REQUIREMENT: Reproduce all of the data word for word.

ENTRIES SUPPLIED:
◆ ◆ ◆ ◆

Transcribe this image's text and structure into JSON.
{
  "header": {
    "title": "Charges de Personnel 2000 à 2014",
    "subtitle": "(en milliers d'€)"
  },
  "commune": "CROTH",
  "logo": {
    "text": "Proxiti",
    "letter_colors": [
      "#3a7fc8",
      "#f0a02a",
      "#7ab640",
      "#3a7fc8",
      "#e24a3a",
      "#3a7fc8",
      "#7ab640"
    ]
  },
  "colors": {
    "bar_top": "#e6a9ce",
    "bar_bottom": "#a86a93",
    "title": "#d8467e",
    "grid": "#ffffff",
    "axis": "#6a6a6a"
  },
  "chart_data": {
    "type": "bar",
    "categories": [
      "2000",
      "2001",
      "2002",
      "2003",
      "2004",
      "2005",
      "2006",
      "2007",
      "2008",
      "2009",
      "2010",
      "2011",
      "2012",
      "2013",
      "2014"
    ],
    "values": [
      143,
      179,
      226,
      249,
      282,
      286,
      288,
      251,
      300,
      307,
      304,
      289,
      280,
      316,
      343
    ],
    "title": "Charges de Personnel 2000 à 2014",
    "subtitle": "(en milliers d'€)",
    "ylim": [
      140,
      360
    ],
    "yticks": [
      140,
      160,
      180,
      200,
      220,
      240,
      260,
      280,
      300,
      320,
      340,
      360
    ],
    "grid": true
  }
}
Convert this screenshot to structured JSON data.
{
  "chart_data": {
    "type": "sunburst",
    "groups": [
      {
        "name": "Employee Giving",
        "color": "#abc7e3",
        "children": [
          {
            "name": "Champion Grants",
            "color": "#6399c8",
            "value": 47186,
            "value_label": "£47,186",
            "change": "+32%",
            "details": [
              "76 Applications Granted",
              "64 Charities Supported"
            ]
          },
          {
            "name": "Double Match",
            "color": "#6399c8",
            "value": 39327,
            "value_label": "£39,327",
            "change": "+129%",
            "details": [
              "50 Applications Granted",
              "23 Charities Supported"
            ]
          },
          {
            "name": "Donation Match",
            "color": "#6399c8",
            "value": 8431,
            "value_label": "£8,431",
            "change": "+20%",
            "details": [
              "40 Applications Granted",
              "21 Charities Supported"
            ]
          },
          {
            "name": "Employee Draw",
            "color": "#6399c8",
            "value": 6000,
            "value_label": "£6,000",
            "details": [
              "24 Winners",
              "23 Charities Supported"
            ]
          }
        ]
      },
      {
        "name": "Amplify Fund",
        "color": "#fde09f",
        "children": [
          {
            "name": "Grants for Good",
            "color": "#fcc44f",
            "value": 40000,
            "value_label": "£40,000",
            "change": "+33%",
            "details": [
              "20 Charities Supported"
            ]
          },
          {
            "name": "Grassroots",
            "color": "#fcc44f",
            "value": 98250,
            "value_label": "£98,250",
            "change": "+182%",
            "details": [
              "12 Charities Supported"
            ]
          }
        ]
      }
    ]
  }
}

◆ ◆ ◆ ◆

REPLY TO THE EXERCISE:
Transcribe this image's text and structure into JSON.
{
  "header": {
    "title": "Charges de Personnel 2000 à 2014",
    "subtitle": "(en milliers d'€)"
  },
  "commune": "CROTH",
  "logo": {
    "text": "Proxiti",
    "letter_colors": [
      "#3a7fc8",
      "#f0a02a",
      "#7ab640",
      "#3a7fc8",
      "#e24a3a",
      "#3a7fc8",
      "#7ab640"
    ]
  },
  "colors": {
    "bar_top": "#e6a9ce",
    "bar_bottom": "#a86a93",
    "title": "#d8467e",
    "grid": "#ffffff",
    "axis": "#6a6a6a"
  },
  "chart_data": {
    "type": "bar",
    "categories": [
      "2000",
      "2001",
      "2002",
      "2003",
      "2004",
      "2005",
      "2006",
      "2007",
      "2008",
      "2009",
      "2010",
      "2011",
      "2012",
      "2013",
      "2014"
    ],
    "values": [
      143,
      179,
      226,
      249,
      282,
      286,
      288,
      251,
      300,
      307,
      304,
      289,
      280,
      316,
      343
    ],
    "title": "Charges de Personnel 2000 à 2014",
    "subtitle": "(en milliers d'€)",
    "ylim": [
      140,
      360
    ],
    "yticks": [
      140,
      160,
      180,
      200,
      220,
      240,
      260,
      280,
      300,
      320,
      340,
      360
    ],
    "grid": true
  }
}
Convert this screenshot to structured JSON data.
{
  "chart_data": {
    "type": "sunburst",
    "groups": [
      {
        "name": "Employee Giving",
        "color": "#abc7e3",
        "children": [
          {
            "name": "Champion Grants",
            "color": "#6399c8",
            "value": 47186,
            "value_label": "£47,186",
            "change": "+32%",
            "details": [
              "76 Applications Granted",
              "64 Charities Supported"
            ]
          },
          {
            "name": "Double Match",
            "color": "#6399c8",
            "value": 39327,
            "value_label": "£39,327",
            "change": "+129%",
            "details": [
              "50 Applications Granted",
              "23 Charities Supported"
            ]
          },
          {
            "name": "Donation Match",
            "color": "#6399c8",
            "value": 8431,
            "value_label": "£8,431",
            "change": "+20%",
            "details": [
              "40 Applications Granted",
              "21 Charities Supported"
            ]
          },
          {
            "name": "Employee Draw",
            "color": "#6399c8",
            "value": 6000,
            "value_label": "£6,000",
            "details": [
              "24 Winners",
              "23 Charities Supported"
            ]
          }
        ]
      },
      {
        "name": "Amplify Fund",
        "color": "#fde09f",
        "children": [
          {
            "name": "Grants for Good",
            "color": "#fcc44f",
            "value": 40000,
            "value_label": "£40,000",
            "change": "+33%",
            "details": [
              "20 Charities Supported"
            ]
          },
          {
            "name": "Grassroots",
            "color": "#fcc44f",
            "value": 98250,
            "value_label": "£98,250",
            "change": "+182%",
            "details": [
              "12 Charities Supported"
            ]
          }
        ]
      }
    ]
  }
}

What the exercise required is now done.